Extracts from a graphics dataset:

-- Start --

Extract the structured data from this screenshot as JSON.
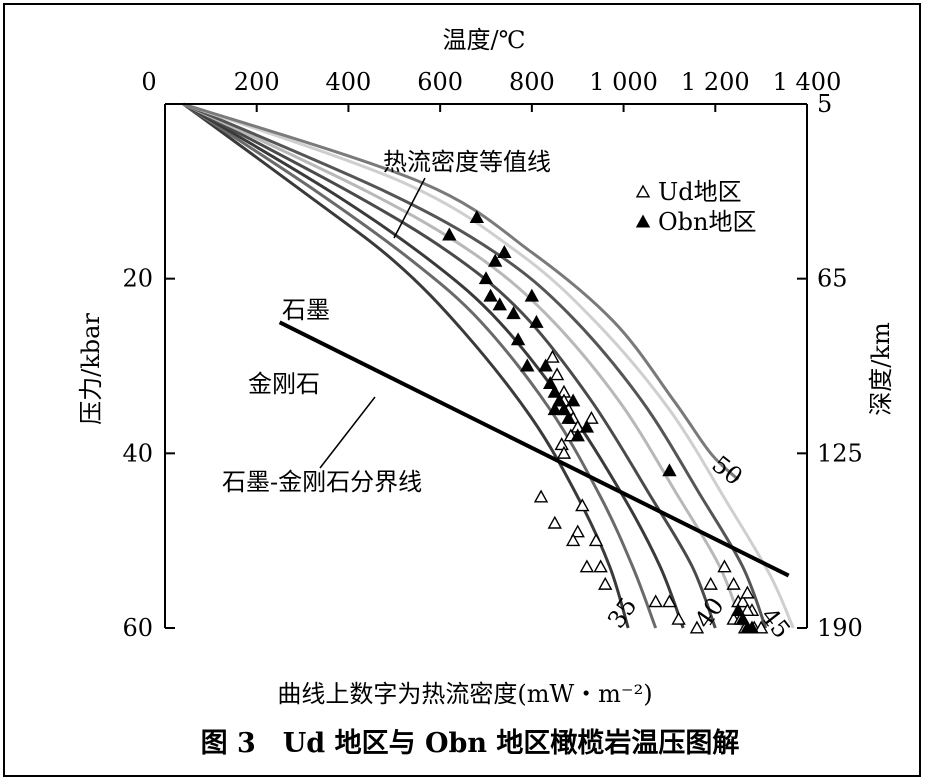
{
  "chart_data": {
    "type": "scatter",
    "xlabel_top": "温度/℃",
    "ylabel_left": "压力/kbar",
    "ylabel_right": "深度/km",
    "xticks": [
      {
        "value": 0,
        "label": "0"
      },
      {
        "value": 200,
        "label": "200"
      },
      {
        "value": 400,
        "label": "400"
      },
      {
        "value": 600,
        "label": "600"
      },
      {
        "value": 800,
        "label": "800"
      },
      {
        "value": 1000,
        "label": "1 000"
      },
      {
        "value": 1200,
        "label": "1 200"
      },
      {
        "value": 1400,
        "label": "1 400"
      }
    ],
    "xlim": [
      0,
      1400
    ],
    "yticks_left": [
      {
        "value": 20,
        "label": "20"
      },
      {
        "value": 40,
        "label": "40"
      },
      {
        "value": 60,
        "label": "60"
      }
    ],
    "yticks_right": [
      {
        "value": 0,
        "label": "5"
      },
      {
        "value": 20,
        "label": "65"
      },
      {
        "value": 40,
        "label": "125"
      },
      {
        "value": 60,
        "label": "190"
      }
    ],
    "ylim": [
      0,
      60
    ],
    "y_inverted": true,
    "legend": {
      "placement": "top-right",
      "entries": [
        {
          "label": "Ud地区",
          "marker": "open-triangle"
        },
        {
          "label": "Obn地区",
          "marker": "filled-triangle"
        }
      ]
    },
    "geotherms": [
      {
        "name": "35",
        "color": "#3a3a3a",
        "points": [
          [
            40,
            0
          ],
          [
            300,
            10
          ],
          [
            500,
            18
          ],
          [
            650,
            26
          ],
          [
            800,
            36
          ],
          [
            900,
            45
          ],
          [
            970,
            53
          ],
          [
            1010,
            60
          ]
        ]
      },
      {
        "name": "",
        "color": "#6a6a6a",
        "points": [
          [
            40,
            0
          ],
          [
            330,
            10
          ],
          [
            540,
            18
          ],
          [
            690,
            25
          ],
          [
            840,
            35
          ],
          [
            950,
            45
          ],
          [
            1020,
            53
          ],
          [
            1070,
            60
          ]
        ]
      },
      {
        "name": "",
        "color": "#3a3a3a",
        "points": [
          [
            40,
            0
          ],
          [
            360,
            10
          ],
          [
            580,
            18
          ],
          [
            730,
            25
          ],
          [
            880,
            35
          ],
          [
            1000,
            45
          ],
          [
            1080,
            53
          ],
          [
            1130,
            60
          ]
        ]
      },
      {
        "name": "40",
        "color": "#4a4a4a",
        "points": [
          [
            40,
            0
          ],
          [
            400,
            10
          ],
          [
            620,
            17
          ],
          [
            780,
            24
          ],
          [
            930,
            34
          ],
          [
            1060,
            45
          ],
          [
            1150,
            53
          ],
          [
            1200,
            60
          ]
        ]
      },
      {
        "name": "",
        "color": "#b8b8b8",
        "points": [
          [
            40,
            0
          ],
          [
            440,
            10
          ],
          [
            670,
            17
          ],
          [
            830,
            24
          ],
          [
            990,
            34
          ],
          [
            1120,
            45
          ],
          [
            1210,
            53
          ],
          [
            1260,
            60
          ]
        ]
      },
      {
        "name": "45",
        "color": "#555555",
        "points": [
          [
            40,
            0
          ],
          [
            480,
            10
          ],
          [
            720,
            17
          ],
          [
            880,
            24
          ],
          [
            1040,
            34
          ],
          [
            1170,
            45
          ],
          [
            1260,
            53
          ],
          [
            1310,
            60
          ]
        ]
      },
      {
        "name": "",
        "color": "#cfcfcf",
        "points": [
          [
            40,
            0
          ],
          [
            520,
            9
          ],
          [
            770,
            17
          ],
          [
            940,
            25
          ],
          [
            1100,
            35
          ],
          [
            1230,
            46
          ],
          [
            1320,
            54
          ],
          [
            1370,
            60
          ]
        ]
      },
      {
        "name": "50",
        "color": "#7a7a7a",
        "points": [
          [
            40,
            0
          ],
          [
            560,
            9
          ],
          [
            800,
            17
          ],
          [
            980,
            25
          ],
          [
            1110,
            34
          ],
          [
            1190,
            40
          ],
          [
            1250,
            43
          ]
        ]
      }
    ],
    "graphite_diamond_boundary": {
      "name": "石墨-金刚石分界线",
      "points": [
        [
          250,
          25
        ],
        [
          1360,
          54
        ]
      ]
    },
    "field_labels": [
      "石墨",
      "金刚石"
    ],
    "annotations": [
      "热流密度等值线",
      "石墨-金刚石分界线"
    ],
    "series": [
      {
        "name": "Ud地区",
        "marker": "open-triangle",
        "points": [
          [
            845,
            29
          ],
          [
            855,
            31
          ],
          [
            870,
            33
          ],
          [
            870,
            34
          ],
          [
            880,
            35
          ],
          [
            890,
            36
          ],
          [
            900,
            37
          ],
          [
            930,
            36
          ],
          [
            885,
            38
          ],
          [
            865,
            39
          ],
          [
            870,
            40
          ],
          [
            820,
            45
          ],
          [
            850,
            48
          ],
          [
            910,
            46
          ],
          [
            900,
            49
          ],
          [
            890,
            50
          ],
          [
            940,
            50
          ],
          [
            950,
            53
          ],
          [
            920,
            53
          ],
          [
            960,
            55
          ],
          [
            1070,
            57
          ],
          [
            1100,
            57
          ],
          [
            1120,
            59
          ],
          [
            1160,
            60
          ],
          [
            1190,
            55
          ],
          [
            1220,
            53
          ],
          [
            1240,
            55
          ],
          [
            1250,
            57
          ],
          [
            1260,
            57
          ],
          [
            1270,
            56
          ],
          [
            1280,
            58
          ],
          [
            1265,
            60
          ],
          [
            1285,
            60
          ],
          [
            1300,
            60
          ],
          [
            1240,
            59
          ],
          [
            1255,
            59
          ],
          [
            1270,
            58
          ]
        ]
      },
      {
        "name": "Obn地区",
        "marker": "filled-triangle",
        "points": [
          [
            620,
            15
          ],
          [
            680,
            13
          ],
          [
            700,
            20
          ],
          [
            720,
            18
          ],
          [
            740,
            17
          ],
          [
            710,
            22
          ],
          [
            730,
            23
          ],
          [
            760,
            24
          ],
          [
            800,
            22
          ],
          [
            810,
            25
          ],
          [
            770,
            27
          ],
          [
            790,
            30
          ],
          [
            830,
            30
          ],
          [
            840,
            32
          ],
          [
            850,
            33
          ],
          [
            860,
            34
          ],
          [
            850,
            35
          ],
          [
            870,
            35
          ],
          [
            880,
            36
          ],
          [
            890,
            34
          ],
          [
            900,
            38
          ],
          [
            920,
            37
          ],
          [
            1100,
            42
          ],
          [
            1250,
            58
          ],
          [
            1260,
            59
          ],
          [
            1270,
            60
          ],
          [
            1280,
            60
          ]
        ]
      }
    ]
  },
  "xaxis_note": "曲线上数字为热流密度(mW・m⁻²)",
  "caption": "图 3　Ud 地区与 Obn 地区橄榄岩温压图解"
}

-- End --

→ **What you have to do**
Scan the material and collect every line that contains "triangle".

→ **Output for this task**
          "marker": "open-triangle"
          "marker": "filled-triangle"
        "marker": "open-triangle",
        "marker": "filled-triangle",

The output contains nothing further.